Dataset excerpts
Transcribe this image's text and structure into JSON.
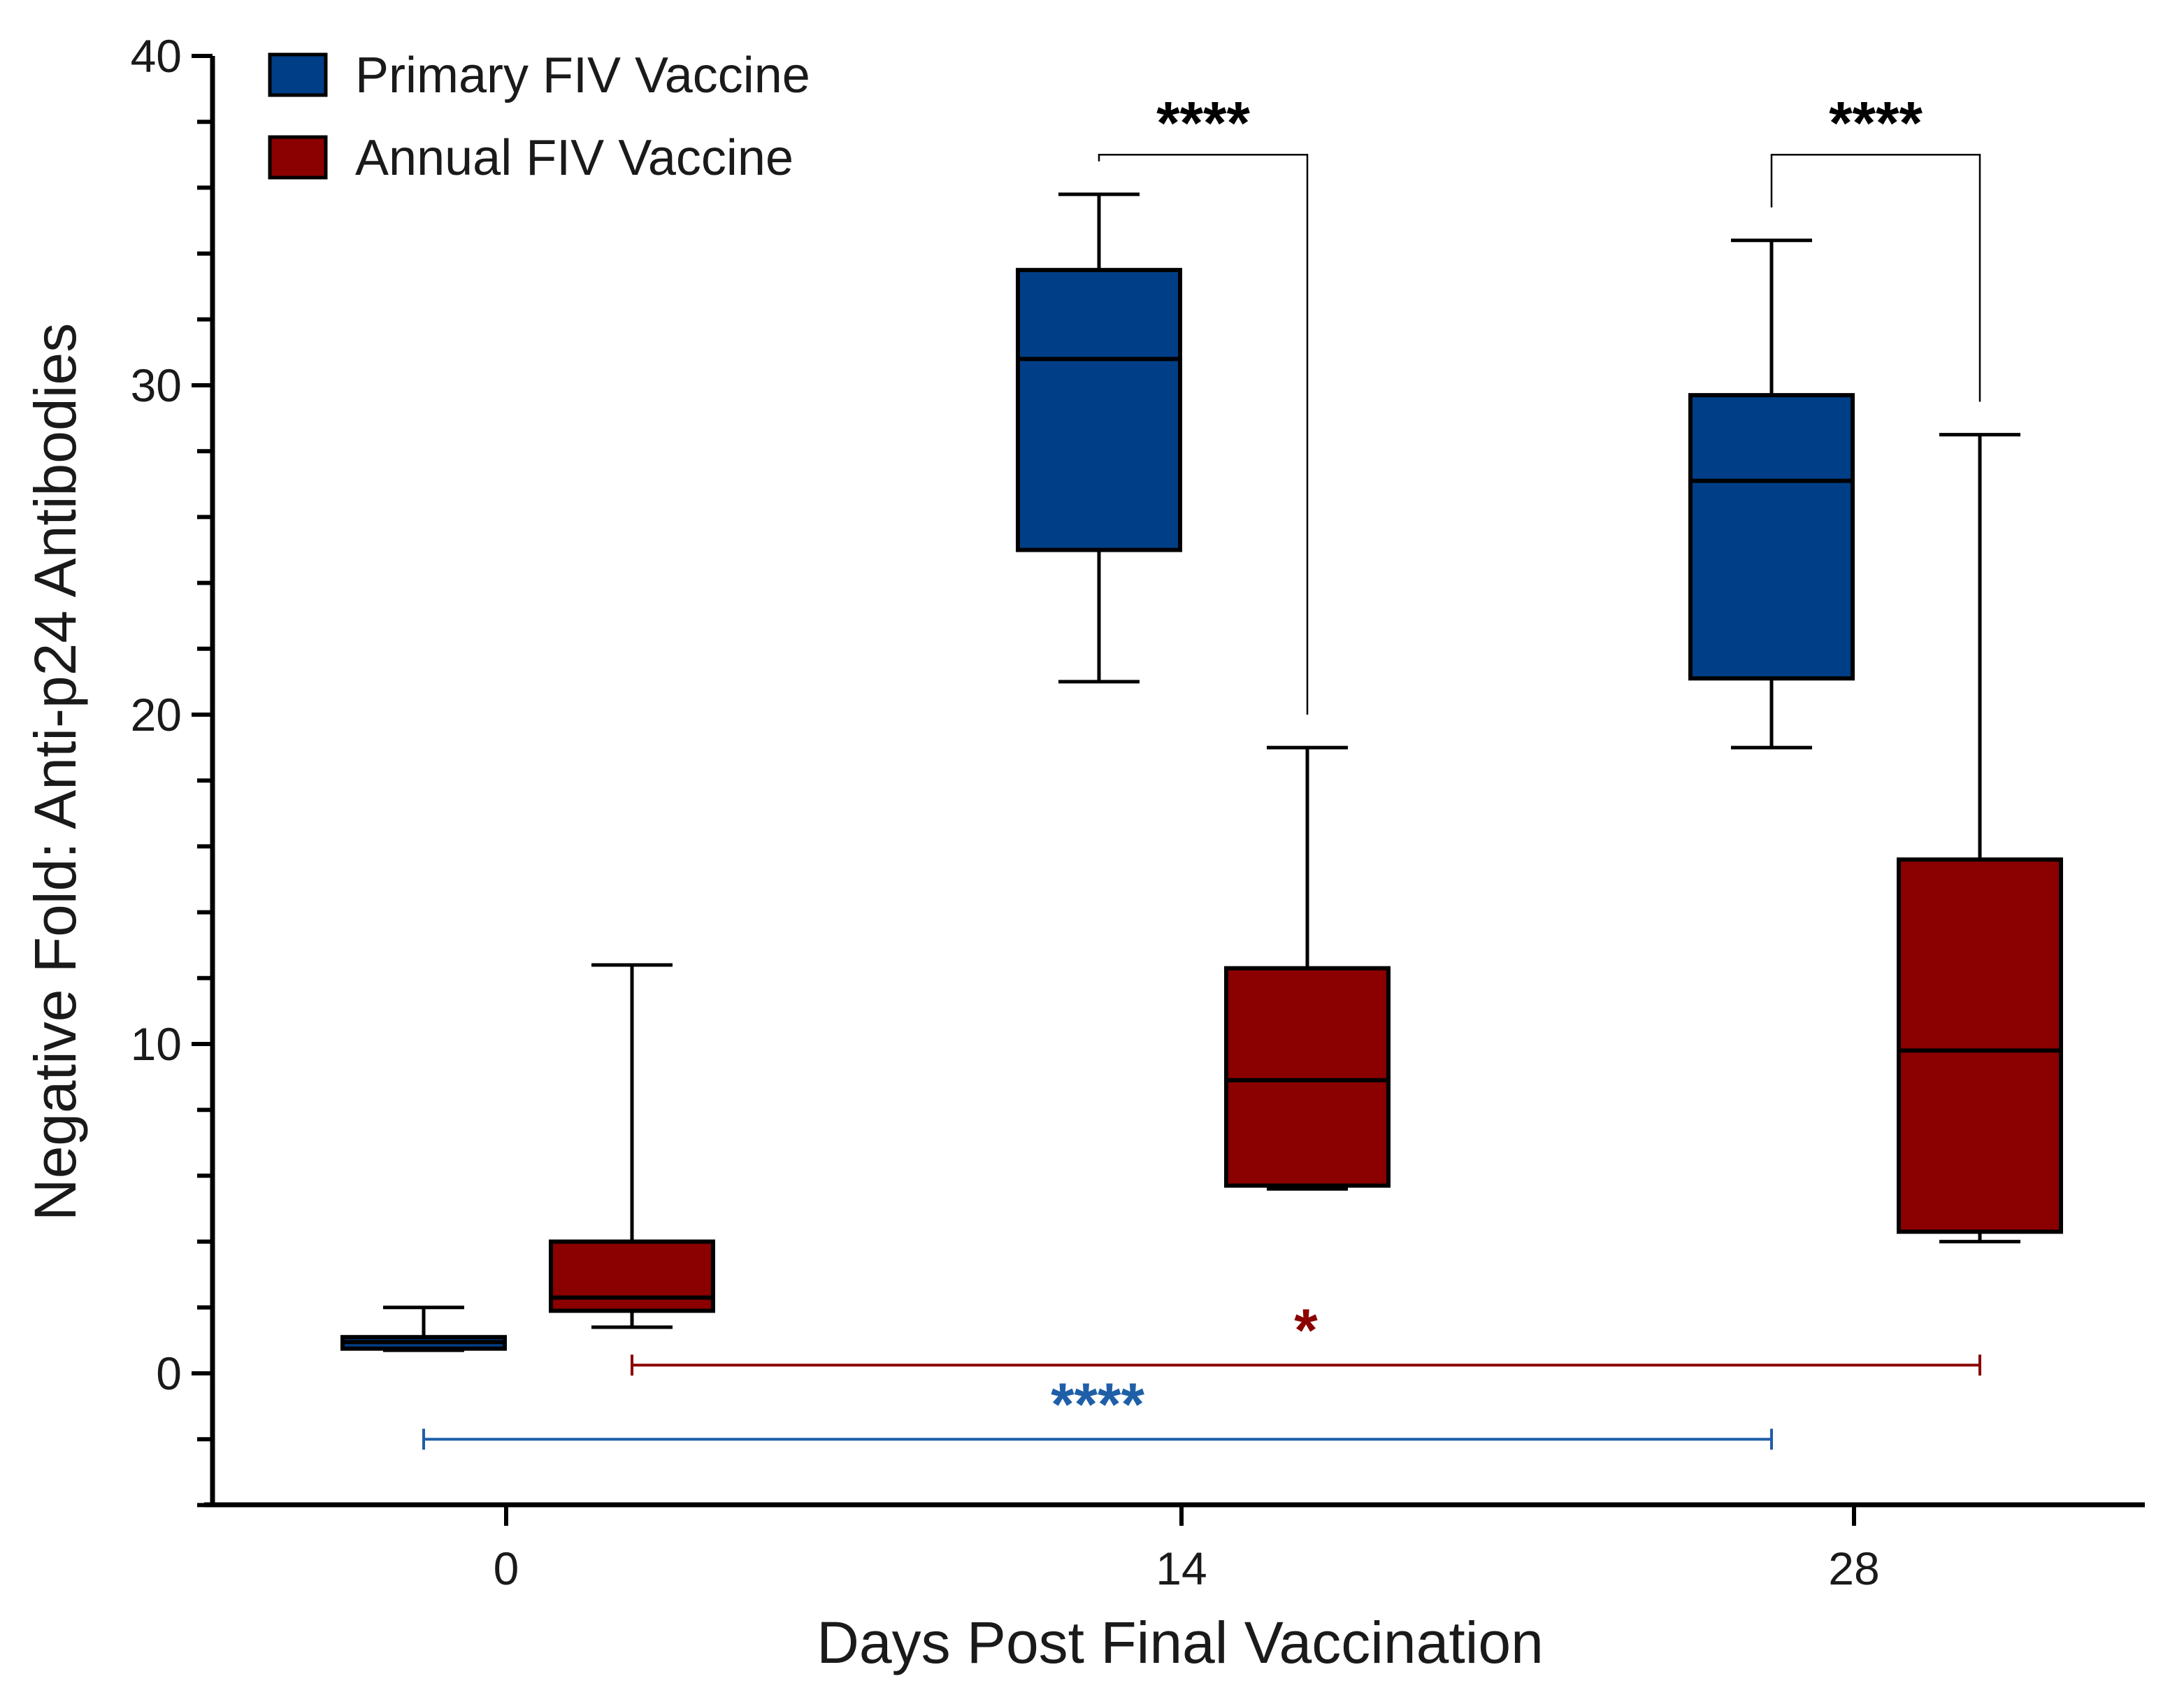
{
  "chart_data": {
    "type": "box",
    "title": "",
    "xlabel": "Days Post Final Vaccination",
    "ylabel": "Negative Fold:  Anti-p24 Antibodies",
    "ylim": [
      -4,
      40
    ],
    "yticks_major": [
      0,
      10,
      20,
      30,
      40
    ],
    "ytick_labels": [
      "0",
      "10",
      "20",
      "30",
      "40"
    ],
    "yticks_minor_step": 2,
    "categories": [
      "0",
      "14",
      "28"
    ],
    "legend_position": "top-left",
    "series": [
      {
        "name": "Primary FIV Vaccine",
        "color": "#003f87",
        "boxes": [
          {
            "category": "0",
            "min": 0.7,
            "q1": 0.75,
            "median": 0.95,
            "q3": 1.1,
            "max": 2.0
          },
          {
            "category": "14",
            "min": 21.0,
            "q1": 25.0,
            "median": 30.8,
            "q3": 33.5,
            "max": 35.8
          },
          {
            "category": "28",
            "min": 19.0,
            "q1": 21.1,
            "median": 27.1,
            "q3": 29.7,
            "max": 34.4
          }
        ]
      },
      {
        "name": "Annual FIV Vaccine",
        "color": "#8b0000",
        "boxes": [
          {
            "category": "0",
            "min": 1.4,
            "q1": 1.9,
            "median": 2.3,
            "q3": 4.0,
            "max": 12.4
          },
          {
            "category": "14",
            "min": 5.6,
            "q1": 5.7,
            "median": 8.9,
            "q3": 12.3,
            "max": 19.0
          },
          {
            "category": "28",
            "min": 4.0,
            "q1": 4.3,
            "median": 9.8,
            "q3": 15.6,
            "max": 28.5
          }
        ]
      }
    ],
    "annotations": [
      {
        "label": "****",
        "type": "pairwise",
        "category": "14",
        "color": "#000000",
        "bar_y": 37.0,
        "left_drop_to": 36.8,
        "right_drop_to": 20.0
      },
      {
        "label": "****",
        "type": "pairwise",
        "category": "28",
        "color": "#000000",
        "bar_y": 37.0,
        "left_drop_to": 35.4,
        "right_drop_to": 29.5
      },
      {
        "label": "*",
        "type": "range",
        "series": "Annual FIV Vaccine",
        "from": "0",
        "to": "28",
        "color": "#8b0000",
        "bar_y": 0.25
      },
      {
        "label": "****",
        "type": "range",
        "series": "Primary FIV Vaccine",
        "from": "0",
        "to": "28",
        "color": "#1f5fa8",
        "bar_y": -2.0
      }
    ]
  }
}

__What is expected__:
Output the entries above exactly. Do not include the pictures.

__Answer to this task__:
Transcribe this image's text and structure into JSON.
{
  "chart_data": {
    "type": "box",
    "title": "",
    "xlabel": "Days Post Final Vaccination",
    "ylabel": "Negative Fold:  Anti-p24 Antibodies",
    "ylim": [
      -4,
      40
    ],
    "yticks_major": [
      0,
      10,
      20,
      30,
      40
    ],
    "ytick_labels": [
      "0",
      "10",
      "20",
      "30",
      "40"
    ],
    "yticks_minor_step": 2,
    "categories": [
      "0",
      "14",
      "28"
    ],
    "legend_position": "top-left",
    "series": [
      {
        "name": "Primary FIV Vaccine",
        "color": "#003f87",
        "boxes": [
          {
            "category": "0",
            "min": 0.7,
            "q1": 0.75,
            "median": 0.95,
            "q3": 1.1,
            "max": 2.0
          },
          {
            "category": "14",
            "min": 21.0,
            "q1": 25.0,
            "median": 30.8,
            "q3": 33.5,
            "max": 35.8
          },
          {
            "category": "28",
            "min": 19.0,
            "q1": 21.1,
            "median": 27.1,
            "q3": 29.7,
            "max": 34.4
          }
        ]
      },
      {
        "name": "Annual FIV Vaccine",
        "color": "#8b0000",
        "boxes": [
          {
            "category": "0",
            "min": 1.4,
            "q1": 1.9,
            "median": 2.3,
            "q3": 4.0,
            "max": 12.4
          },
          {
            "category": "14",
            "min": 5.6,
            "q1": 5.7,
            "median": 8.9,
            "q3": 12.3,
            "max": 19.0
          },
          {
            "category": "28",
            "min": 4.0,
            "q1": 4.3,
            "median": 9.8,
            "q3": 15.6,
            "max": 28.5
          }
        ]
      }
    ],
    "annotations": [
      {
        "label": "****",
        "type": "pairwise",
        "category": "14",
        "color": "#000000",
        "bar_y": 37.0,
        "left_drop_to": 36.8,
        "right_drop_to": 20.0
      },
      {
        "label": "****",
        "type": "pairwise",
        "category": "28",
        "color": "#000000",
        "bar_y": 37.0,
        "left_drop_to": 35.4,
        "right_drop_to": 29.5
      },
      {
        "label": "*",
        "type": "range",
        "series": "Annual FIV Vaccine",
        "from": "0",
        "to": "28",
        "color": "#8b0000",
        "bar_y": 0.25
      },
      {
        "label": "****",
        "type": "range",
        "series": "Primary FIV Vaccine",
        "from": "0",
        "to": "28",
        "color": "#1f5fa8",
        "bar_y": -2.0
      }
    ]
  }
}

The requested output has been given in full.